#### Instructions for the task
Reproduce each line that includes the word "high".

#### Data shown
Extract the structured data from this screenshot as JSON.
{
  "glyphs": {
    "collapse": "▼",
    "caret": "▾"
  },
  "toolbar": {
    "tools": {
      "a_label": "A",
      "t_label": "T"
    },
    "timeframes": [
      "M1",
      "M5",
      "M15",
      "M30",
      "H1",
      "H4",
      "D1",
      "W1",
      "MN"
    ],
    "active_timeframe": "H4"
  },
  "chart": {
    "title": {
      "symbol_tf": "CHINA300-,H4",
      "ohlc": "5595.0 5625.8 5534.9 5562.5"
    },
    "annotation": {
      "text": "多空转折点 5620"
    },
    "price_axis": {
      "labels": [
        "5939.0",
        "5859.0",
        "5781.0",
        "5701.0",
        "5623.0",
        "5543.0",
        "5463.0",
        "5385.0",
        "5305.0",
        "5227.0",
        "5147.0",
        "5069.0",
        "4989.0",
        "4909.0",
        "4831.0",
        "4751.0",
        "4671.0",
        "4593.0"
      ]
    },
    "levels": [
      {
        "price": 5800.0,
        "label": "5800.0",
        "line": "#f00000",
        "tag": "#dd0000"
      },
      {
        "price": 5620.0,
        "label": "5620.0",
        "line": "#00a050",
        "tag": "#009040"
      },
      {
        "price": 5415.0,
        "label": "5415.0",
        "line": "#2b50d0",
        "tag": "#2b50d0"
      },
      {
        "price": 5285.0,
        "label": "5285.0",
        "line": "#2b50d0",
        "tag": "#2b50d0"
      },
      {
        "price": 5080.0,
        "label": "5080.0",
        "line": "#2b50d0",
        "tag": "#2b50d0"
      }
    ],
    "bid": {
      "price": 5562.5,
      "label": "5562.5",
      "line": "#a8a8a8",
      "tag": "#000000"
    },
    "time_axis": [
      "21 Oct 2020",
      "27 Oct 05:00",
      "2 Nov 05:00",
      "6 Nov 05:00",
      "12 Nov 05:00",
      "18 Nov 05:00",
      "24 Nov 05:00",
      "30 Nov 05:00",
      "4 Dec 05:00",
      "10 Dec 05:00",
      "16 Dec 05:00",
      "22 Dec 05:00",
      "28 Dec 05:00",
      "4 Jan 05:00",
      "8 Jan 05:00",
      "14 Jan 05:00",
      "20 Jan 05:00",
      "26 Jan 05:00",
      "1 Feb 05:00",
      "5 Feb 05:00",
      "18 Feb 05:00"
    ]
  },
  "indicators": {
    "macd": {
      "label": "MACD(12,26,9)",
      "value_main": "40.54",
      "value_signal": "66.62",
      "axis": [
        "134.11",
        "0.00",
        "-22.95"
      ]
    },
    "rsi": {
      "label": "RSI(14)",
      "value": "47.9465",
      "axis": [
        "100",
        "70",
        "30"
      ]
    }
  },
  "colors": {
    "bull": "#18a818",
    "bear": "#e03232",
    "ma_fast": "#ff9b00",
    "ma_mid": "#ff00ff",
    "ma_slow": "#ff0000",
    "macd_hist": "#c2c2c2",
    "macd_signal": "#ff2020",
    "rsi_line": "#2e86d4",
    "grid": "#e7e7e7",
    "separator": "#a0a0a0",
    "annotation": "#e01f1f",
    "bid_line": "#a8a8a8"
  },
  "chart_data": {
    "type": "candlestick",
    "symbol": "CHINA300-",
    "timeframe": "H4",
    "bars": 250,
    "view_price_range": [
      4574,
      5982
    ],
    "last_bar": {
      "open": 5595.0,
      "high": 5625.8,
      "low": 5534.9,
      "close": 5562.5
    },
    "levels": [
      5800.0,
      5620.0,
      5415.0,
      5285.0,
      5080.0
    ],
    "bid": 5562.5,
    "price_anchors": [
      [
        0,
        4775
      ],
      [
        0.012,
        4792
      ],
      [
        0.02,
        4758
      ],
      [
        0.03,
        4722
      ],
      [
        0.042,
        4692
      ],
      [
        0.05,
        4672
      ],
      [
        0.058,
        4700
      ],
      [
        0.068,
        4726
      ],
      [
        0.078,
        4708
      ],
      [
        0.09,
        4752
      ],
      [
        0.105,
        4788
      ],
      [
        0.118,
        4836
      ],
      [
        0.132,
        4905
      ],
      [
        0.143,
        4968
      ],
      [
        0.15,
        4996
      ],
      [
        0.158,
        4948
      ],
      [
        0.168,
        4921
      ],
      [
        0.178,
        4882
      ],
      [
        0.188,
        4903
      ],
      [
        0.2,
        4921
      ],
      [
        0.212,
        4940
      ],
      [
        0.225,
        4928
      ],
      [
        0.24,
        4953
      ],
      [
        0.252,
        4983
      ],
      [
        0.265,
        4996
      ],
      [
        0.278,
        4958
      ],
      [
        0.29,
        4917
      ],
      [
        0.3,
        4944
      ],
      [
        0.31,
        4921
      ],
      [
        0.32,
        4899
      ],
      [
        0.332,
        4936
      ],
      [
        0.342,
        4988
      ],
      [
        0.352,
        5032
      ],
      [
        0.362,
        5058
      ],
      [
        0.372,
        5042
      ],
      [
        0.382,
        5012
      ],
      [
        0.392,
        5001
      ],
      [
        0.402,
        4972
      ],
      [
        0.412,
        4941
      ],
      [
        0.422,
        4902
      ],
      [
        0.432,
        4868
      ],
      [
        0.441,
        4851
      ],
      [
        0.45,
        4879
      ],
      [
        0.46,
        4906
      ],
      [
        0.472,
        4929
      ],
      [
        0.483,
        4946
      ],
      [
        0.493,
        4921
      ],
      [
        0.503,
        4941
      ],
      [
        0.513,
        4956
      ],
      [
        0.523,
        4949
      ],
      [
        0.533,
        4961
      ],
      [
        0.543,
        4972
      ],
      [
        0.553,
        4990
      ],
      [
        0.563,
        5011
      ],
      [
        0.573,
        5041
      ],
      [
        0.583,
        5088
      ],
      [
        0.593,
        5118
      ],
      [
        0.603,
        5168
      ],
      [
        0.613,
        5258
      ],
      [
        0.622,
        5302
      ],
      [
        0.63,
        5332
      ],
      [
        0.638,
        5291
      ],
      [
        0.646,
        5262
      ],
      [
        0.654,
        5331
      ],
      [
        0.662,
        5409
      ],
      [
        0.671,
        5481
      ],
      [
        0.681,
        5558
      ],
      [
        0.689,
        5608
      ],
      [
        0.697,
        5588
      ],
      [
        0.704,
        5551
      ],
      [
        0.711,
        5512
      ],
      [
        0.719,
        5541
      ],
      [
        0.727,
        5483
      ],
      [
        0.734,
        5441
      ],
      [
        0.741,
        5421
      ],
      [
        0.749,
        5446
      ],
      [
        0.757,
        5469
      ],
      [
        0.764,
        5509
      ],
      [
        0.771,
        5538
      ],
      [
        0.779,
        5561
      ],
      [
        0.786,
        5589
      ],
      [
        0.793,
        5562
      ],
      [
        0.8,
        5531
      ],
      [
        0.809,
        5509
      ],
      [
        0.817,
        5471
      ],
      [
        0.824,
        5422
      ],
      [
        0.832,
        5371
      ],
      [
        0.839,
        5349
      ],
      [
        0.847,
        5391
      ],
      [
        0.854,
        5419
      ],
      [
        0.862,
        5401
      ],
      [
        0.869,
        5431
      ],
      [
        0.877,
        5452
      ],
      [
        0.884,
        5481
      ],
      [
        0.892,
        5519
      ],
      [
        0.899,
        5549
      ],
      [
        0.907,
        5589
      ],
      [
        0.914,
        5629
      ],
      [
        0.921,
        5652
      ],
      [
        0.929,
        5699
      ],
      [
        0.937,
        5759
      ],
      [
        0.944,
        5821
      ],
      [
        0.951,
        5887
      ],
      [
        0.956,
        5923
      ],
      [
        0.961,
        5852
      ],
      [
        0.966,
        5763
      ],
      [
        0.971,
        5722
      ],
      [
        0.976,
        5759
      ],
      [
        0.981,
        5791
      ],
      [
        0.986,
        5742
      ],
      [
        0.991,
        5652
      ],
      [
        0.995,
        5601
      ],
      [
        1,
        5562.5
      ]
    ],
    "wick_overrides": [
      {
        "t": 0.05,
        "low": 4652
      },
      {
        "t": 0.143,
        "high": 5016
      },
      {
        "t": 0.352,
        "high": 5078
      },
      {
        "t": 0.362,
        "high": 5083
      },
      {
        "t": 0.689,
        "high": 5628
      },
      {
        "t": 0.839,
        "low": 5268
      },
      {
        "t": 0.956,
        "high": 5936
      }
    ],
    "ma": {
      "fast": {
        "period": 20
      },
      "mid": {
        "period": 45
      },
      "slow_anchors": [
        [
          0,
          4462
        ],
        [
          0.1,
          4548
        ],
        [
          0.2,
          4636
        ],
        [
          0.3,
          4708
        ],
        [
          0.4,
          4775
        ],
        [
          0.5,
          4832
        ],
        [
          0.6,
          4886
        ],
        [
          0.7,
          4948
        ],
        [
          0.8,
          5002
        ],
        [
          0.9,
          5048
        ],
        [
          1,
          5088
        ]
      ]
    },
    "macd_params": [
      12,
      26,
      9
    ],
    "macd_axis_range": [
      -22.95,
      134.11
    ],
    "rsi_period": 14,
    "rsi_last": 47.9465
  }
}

#### Expected output
      "high": 5625.8,
        "high": 5016
        "high": 5078
        "high": 5083
        "high": 5628
        "high": 5936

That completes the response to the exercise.